(PROBLEM DETAILS): Can you output the records below exactly as they are written?

(RECORD EXTRACTS):

═══

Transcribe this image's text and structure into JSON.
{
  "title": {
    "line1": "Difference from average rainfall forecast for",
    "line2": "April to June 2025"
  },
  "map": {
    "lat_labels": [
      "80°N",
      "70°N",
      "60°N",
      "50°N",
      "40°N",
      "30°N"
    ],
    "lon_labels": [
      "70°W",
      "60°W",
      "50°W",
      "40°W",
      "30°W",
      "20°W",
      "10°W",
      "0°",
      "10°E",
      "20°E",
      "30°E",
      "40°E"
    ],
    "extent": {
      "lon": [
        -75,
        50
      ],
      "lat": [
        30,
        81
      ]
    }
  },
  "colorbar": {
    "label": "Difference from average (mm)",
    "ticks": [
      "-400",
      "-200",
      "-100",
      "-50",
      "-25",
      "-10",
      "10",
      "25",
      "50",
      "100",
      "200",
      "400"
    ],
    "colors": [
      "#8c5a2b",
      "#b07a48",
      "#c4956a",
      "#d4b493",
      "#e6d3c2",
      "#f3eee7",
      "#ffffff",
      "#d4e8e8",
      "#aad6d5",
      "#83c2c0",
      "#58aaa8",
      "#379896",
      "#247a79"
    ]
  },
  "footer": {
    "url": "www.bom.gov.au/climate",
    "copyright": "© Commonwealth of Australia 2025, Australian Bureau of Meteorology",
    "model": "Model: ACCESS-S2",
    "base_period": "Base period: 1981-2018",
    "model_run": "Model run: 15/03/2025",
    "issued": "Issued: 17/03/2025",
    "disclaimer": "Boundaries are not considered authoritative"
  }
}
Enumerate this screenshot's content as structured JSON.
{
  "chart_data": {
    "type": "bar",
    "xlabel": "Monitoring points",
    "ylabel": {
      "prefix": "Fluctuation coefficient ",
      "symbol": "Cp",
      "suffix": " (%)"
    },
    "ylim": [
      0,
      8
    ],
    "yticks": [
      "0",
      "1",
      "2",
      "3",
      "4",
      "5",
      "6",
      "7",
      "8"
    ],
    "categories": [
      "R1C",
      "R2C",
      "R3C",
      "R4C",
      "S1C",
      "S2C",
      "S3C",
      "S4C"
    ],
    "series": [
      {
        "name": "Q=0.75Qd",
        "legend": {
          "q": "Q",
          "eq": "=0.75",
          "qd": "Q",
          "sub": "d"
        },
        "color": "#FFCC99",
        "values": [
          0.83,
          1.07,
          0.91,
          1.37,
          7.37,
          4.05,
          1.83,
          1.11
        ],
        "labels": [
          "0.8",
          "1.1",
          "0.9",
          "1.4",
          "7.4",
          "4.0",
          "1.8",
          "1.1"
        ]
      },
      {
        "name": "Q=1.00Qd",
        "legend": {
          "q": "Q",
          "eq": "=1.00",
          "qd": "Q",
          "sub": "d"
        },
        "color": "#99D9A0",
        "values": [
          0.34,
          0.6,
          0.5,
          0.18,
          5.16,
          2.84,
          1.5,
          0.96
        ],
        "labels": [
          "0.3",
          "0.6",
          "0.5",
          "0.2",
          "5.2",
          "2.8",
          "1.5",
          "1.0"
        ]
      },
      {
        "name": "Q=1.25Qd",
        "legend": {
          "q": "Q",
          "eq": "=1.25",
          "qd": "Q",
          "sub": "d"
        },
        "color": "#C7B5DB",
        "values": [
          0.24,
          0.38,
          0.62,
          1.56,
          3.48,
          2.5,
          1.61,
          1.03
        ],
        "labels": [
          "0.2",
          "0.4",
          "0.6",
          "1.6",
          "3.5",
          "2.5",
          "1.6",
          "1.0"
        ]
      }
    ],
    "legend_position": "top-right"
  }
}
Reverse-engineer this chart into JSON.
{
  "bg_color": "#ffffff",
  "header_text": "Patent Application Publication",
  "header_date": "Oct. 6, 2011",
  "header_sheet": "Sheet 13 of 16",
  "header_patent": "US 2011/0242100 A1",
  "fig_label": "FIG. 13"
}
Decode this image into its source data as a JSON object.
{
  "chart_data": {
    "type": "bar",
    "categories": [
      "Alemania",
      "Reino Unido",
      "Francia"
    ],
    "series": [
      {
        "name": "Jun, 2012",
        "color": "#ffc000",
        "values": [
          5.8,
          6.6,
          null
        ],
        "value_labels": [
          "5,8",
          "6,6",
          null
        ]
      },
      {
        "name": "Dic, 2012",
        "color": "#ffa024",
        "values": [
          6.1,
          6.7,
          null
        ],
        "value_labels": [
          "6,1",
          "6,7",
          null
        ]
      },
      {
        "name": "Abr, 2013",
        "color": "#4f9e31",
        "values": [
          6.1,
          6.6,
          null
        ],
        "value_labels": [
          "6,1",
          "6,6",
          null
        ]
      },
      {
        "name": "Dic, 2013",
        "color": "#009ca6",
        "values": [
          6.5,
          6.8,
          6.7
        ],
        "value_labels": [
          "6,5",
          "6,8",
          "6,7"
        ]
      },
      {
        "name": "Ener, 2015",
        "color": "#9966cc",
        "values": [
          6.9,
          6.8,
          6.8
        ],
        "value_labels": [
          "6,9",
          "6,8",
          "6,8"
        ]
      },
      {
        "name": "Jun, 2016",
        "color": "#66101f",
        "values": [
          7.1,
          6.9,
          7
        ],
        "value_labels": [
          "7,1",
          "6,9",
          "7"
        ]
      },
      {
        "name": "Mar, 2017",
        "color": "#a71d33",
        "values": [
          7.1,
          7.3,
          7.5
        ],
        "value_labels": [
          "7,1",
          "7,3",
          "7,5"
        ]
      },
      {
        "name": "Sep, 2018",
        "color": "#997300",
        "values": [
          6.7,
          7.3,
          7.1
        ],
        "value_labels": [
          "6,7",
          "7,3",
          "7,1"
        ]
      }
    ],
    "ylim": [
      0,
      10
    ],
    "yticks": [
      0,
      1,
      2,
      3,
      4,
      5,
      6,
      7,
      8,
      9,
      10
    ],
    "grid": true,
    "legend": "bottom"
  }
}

═══

(COMPLETE ANSWER):
Transcribe this image's text and structure into JSON.
{
  "title": {
    "line1": "Difference from average rainfall forecast for",
    "line2": "April to June 2025"
  },
  "map": {
    "lat_labels": [
      "80°N",
      "70°N",
      "60°N",
      "50°N",
      "40°N",
      "30°N"
    ],
    "lon_labels": [
      "70°W",
      "60°W",
      "50°W",
      "40°W",
      "30°W",
      "20°W",
      "10°W",
      "0°",
      "10°E",
      "20°E",
      "30°E",
      "40°E"
    ],
    "extent": {
      "lon": [
        -75,
        50
      ],
      "lat": [
        30,
        81
      ]
    }
  },
  "colorbar": {
    "label": "Difference from average (mm)",
    "ticks": [
      "-400",
      "-200",
      "-100",
      "-50",
      "-25",
      "-10",
      "10",
      "25",
      "50",
      "100",
      "200",
      "400"
    ],
    "colors": [
      "#8c5a2b",
      "#b07a48",
      "#c4956a",
      "#d4b493",
      "#e6d3c2",
      "#f3eee7",
      "#ffffff",
      "#d4e8e8",
      "#aad6d5",
      "#83c2c0",
      "#58aaa8",
      "#379896",
      "#247a79"
    ]
  },
  "footer": {
    "url": "www.bom.gov.au/climate",
    "copyright": "© Commonwealth of Australia 2025, Australian Bureau of Meteorology",
    "model": "Model: ACCESS-S2",
    "base_period": "Base period: 1981-2018",
    "model_run": "Model run: 15/03/2025",
    "issued": "Issued: 17/03/2025",
    "disclaimer": "Boundaries are not considered authoritative"
  }
}
Enumerate this screenshot's content as structured JSON.
{
  "chart_data": {
    "type": "bar",
    "xlabel": "Monitoring points",
    "ylabel": {
      "prefix": "Fluctuation coefficient ",
      "symbol": "Cp",
      "suffix": " (%)"
    },
    "ylim": [
      0,
      8
    ],
    "yticks": [
      "0",
      "1",
      "2",
      "3",
      "4",
      "5",
      "6",
      "7",
      "8"
    ],
    "categories": [
      "R1C",
      "R2C",
      "R3C",
      "R4C",
      "S1C",
      "S2C",
      "S3C",
      "S4C"
    ],
    "series": [
      {
        "name": "Q=0.75Qd",
        "legend": {
          "q": "Q",
          "eq": "=0.75",
          "qd": "Q",
          "sub": "d"
        },
        "color": "#FFCC99",
        "values": [
          0.83,
          1.07,
          0.91,
          1.37,
          7.37,
          4.05,
          1.83,
          1.11
        ],
        "labels": [
          "0.8",
          "1.1",
          "0.9",
          "1.4",
          "7.4",
          "4.0",
          "1.8",
          "1.1"
        ]
      },
      {
        "name": "Q=1.00Qd",
        "legend": {
          "q": "Q",
          "eq": "=1.00",
          "qd": "Q",
          "sub": "d"
        },
        "color": "#99D9A0",
        "values": [
          0.34,
          0.6,
          0.5,
          0.18,
          5.16,
          2.84,
          1.5,
          0.96
        ],
        "labels": [
          "0.3",
          "0.6",
          "0.5",
          "0.2",
          "5.2",
          "2.8",
          "1.5",
          "1.0"
        ]
      },
      {
        "name": "Q=1.25Qd",
        "legend": {
          "q": "Q",
          "eq": "=1.25",
          "qd": "Q",
          "sub": "d"
        },
        "color": "#C7B5DB",
        "values": [
          0.24,
          0.38,
          0.62,
          1.56,
          3.48,
          2.5,
          1.61,
          1.03
        ],
        "labels": [
          "0.2",
          "0.4",
          "0.6",
          "1.6",
          "3.5",
          "2.5",
          "1.6",
          "1.0"
        ]
      }
    ],
    "legend_position": "top-right"
  }
}
Reverse-engineer this chart into JSON.
{
  "bg_color": "#ffffff",
  "header_text": "Patent Application Publication",
  "header_date": "Oct. 6, 2011",
  "header_sheet": "Sheet 13 of 16",
  "header_patent": "US 2011/0242100 A1",
  "fig_label": "FIG. 13"
}
Decode this image into its source data as a JSON object.
{
  "chart_data": {
    "type": "bar",
    "categories": [
      "Alemania",
      "Reino Unido",
      "Francia"
    ],
    "series": [
      {
        "name": "Jun, 2012",
        "color": "#ffc000",
        "values": [
          5.8,
          6.6,
          null
        ],
        "value_labels": [
          "5,8",
          "6,6",
          null
        ]
      },
      {
        "name": "Dic, 2012",
        "color": "#ffa024",
        "values": [
          6.1,
          6.7,
          null
        ],
        "value_labels": [
          "6,1",
          "6,7",
          null
        ]
      },
      {
        "name": "Abr, 2013",
        "color": "#4f9e31",
        "values": [
          6.1,
          6.6,
          null
        ],
        "value_labels": [
          "6,1",
          "6,6",
          null
        ]
      },
      {
        "name": "Dic, 2013",
        "color": "#009ca6",
        "values": [
          6.5,
          6.8,
          6.7
        ],
        "value_labels": [
          "6,5",
          "6,8",
          "6,7"
        ]
      },
      {
        "name": "Ener, 2015",
        "color": "#9966cc",
        "values": [
          6.9,
          6.8,
          6.8
        ],
        "value_labels": [
          "6,9",
          "6,8",
          "6,8"
        ]
      },
      {
        "name": "Jun, 2016",
        "color": "#66101f",
        "values": [
          7.1,
          6.9,
          7
        ],
        "value_labels": [
          "7,1",
          "6,9",
          "7"
        ]
      },
      {
        "name": "Mar, 2017",
        "color": "#a71d33",
        "values": [
          7.1,
          7.3,
          7.5
        ],
        "value_labels": [
          "7,1",
          "7,3",
          "7,5"
        ]
      },
      {
        "name": "Sep, 2018",
        "color": "#997300",
        "values": [
          6.7,
          7.3,
          7.1
        ],
        "value_labels": [
          "6,7",
          "7,3",
          "7,1"
        ]
      }
    ],
    "ylim": [
      0,
      10
    ],
    "yticks": [
      0,
      1,
      2,
      3,
      4,
      5,
      6,
      7,
      8,
      9,
      10
    ],
    "grid": true,
    "legend": "bottom"
  }
}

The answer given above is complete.